====== Exercise materials

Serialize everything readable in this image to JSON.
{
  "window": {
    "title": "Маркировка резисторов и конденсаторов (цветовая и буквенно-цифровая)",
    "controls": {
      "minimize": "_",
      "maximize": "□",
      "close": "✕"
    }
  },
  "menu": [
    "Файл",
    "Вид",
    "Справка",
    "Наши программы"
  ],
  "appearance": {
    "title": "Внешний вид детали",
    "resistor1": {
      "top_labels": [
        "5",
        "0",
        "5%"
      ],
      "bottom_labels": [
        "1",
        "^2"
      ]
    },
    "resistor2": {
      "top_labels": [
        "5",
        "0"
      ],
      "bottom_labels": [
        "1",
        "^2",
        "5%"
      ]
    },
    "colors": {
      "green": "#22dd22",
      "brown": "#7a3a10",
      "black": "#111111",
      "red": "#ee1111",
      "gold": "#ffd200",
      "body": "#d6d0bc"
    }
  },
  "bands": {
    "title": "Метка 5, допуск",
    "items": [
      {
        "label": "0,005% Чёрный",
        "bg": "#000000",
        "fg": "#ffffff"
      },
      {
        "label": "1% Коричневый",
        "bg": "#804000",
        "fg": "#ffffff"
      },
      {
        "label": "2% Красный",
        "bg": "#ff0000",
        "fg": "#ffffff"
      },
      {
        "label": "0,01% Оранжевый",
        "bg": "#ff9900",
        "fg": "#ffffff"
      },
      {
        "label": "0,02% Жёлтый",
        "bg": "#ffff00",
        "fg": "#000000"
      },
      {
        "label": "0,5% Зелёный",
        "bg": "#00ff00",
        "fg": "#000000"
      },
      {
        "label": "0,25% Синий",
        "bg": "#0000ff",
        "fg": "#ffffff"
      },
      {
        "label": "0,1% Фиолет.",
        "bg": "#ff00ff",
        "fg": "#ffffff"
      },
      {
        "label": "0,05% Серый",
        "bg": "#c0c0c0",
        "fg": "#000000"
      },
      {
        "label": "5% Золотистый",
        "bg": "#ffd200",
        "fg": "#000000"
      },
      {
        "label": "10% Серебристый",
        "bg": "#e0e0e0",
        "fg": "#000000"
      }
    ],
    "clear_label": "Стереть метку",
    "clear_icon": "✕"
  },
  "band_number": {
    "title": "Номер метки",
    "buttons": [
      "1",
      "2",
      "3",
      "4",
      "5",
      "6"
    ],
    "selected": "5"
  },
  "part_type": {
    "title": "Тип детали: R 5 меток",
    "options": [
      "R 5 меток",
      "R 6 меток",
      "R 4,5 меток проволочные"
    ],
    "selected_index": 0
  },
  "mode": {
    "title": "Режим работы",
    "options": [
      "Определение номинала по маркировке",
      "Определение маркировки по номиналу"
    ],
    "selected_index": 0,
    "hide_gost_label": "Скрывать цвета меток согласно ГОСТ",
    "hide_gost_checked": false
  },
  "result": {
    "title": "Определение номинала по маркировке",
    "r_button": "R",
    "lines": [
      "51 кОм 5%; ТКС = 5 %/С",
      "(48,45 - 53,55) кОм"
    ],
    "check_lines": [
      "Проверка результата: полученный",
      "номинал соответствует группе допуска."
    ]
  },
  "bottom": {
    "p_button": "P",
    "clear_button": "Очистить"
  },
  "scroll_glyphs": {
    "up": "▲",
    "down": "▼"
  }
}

============

▶ [Direction] Repeat all the entries word for word.

▶ [Answer to this task]
Serialize everything readable in this image to JSON.
{
  "window": {
    "title": "Маркировка резисторов и конденсаторов (цветовая и буквенно-цифровая)",
    "controls": {
      "minimize": "_",
      "maximize": "□",
      "close": "✕"
    }
  },
  "menu": [
    "Файл",
    "Вид",
    "Справка",
    "Наши программы"
  ],
  "appearance": {
    "title": "Внешний вид детали",
    "resistor1": {
      "top_labels": [
        "5",
        "0",
        "5%"
      ],
      "bottom_labels": [
        "1",
        "^2"
      ]
    },
    "resistor2": {
      "top_labels": [
        "5",
        "0"
      ],
      "bottom_labels": [
        "1",
        "^2",
        "5%"
      ]
    },
    "colors": {
      "green": "#22dd22",
      "brown": "#7a3a10",
      "black": "#111111",
      "red": "#ee1111",
      "gold": "#ffd200",
      "body": "#d6d0bc"
    }
  },
  "bands": {
    "title": "Метка 5, допуск",
    "items": [
      {
        "label": "0,005% Чёрный",
        "bg": "#000000",
        "fg": "#ffffff"
      },
      {
        "label": "1% Коричневый",
        "bg": "#804000",
        "fg": "#ffffff"
      },
      {
        "label": "2% Красный",
        "bg": "#ff0000",
        "fg": "#ffffff"
      },
      {
        "label": "0,01% Оранжевый",
        "bg": "#ff9900",
        "fg": "#ffffff"
      },
      {
        "label": "0,02% Жёлтый",
        "bg": "#ffff00",
        "fg": "#000000"
      },
      {
        "label": "0,5% Зелёный",
        "bg": "#00ff00",
        "fg": "#000000"
      },
      {
        "label": "0,25% Синий",
        "bg": "#0000ff",
        "fg": "#ffffff"
      },
      {
        "label": "0,1% Фиолет.",
        "bg": "#ff00ff",
        "fg": "#ffffff"
      },
      {
        "label": "0,05% Серый",
        "bg": "#c0c0c0",
        "fg": "#000000"
      },
      {
        "label": "5% Золотистый",
        "bg": "#ffd200",
        "fg": "#000000"
      },
      {
        "label": "10% Серебристый",
        "bg": "#e0e0e0",
        "fg": "#000000"
      }
    ],
    "clear_label": "Стереть метку",
    "clear_icon": "✕"
  },
  "band_number": {
    "title": "Номер метки",
    "buttons": [
      "1",
      "2",
      "3",
      "4",
      "5",
      "6"
    ],
    "selected": "5"
  },
  "part_type": {
    "title": "Тип детали: R 5 меток",
    "options": [
      "R 5 меток",
      "R 6 меток",
      "R 4,5 меток проволочные"
    ],
    "selected_index": 0
  },
  "mode": {
    "title": "Режим работы",
    "options": [
      "Определение номинала по маркировке",
      "Определение маркировки по номиналу"
    ],
    "selected_index": 0,
    "hide_gost_label": "Скрывать цвета меток согласно ГОСТ",
    "hide_gost_checked": false
  },
  "result": {
    "title": "Определение номинала по маркировке",
    "r_button": "R",
    "lines": [
      "51 кОм 5%; ТКС = 5 %/С",
      "(48,45 - 53,55) кОм"
    ],
    "check_lines": [
      "Проверка результата: полученный",
      "номинал соответствует группе допуска."
    ]
  },
  "bottom": {
    "p_button": "P",
    "clear_button": "Очистить"
  },
  "scroll_glyphs": {
    "up": "▲",
    "down": "▼"
  }
}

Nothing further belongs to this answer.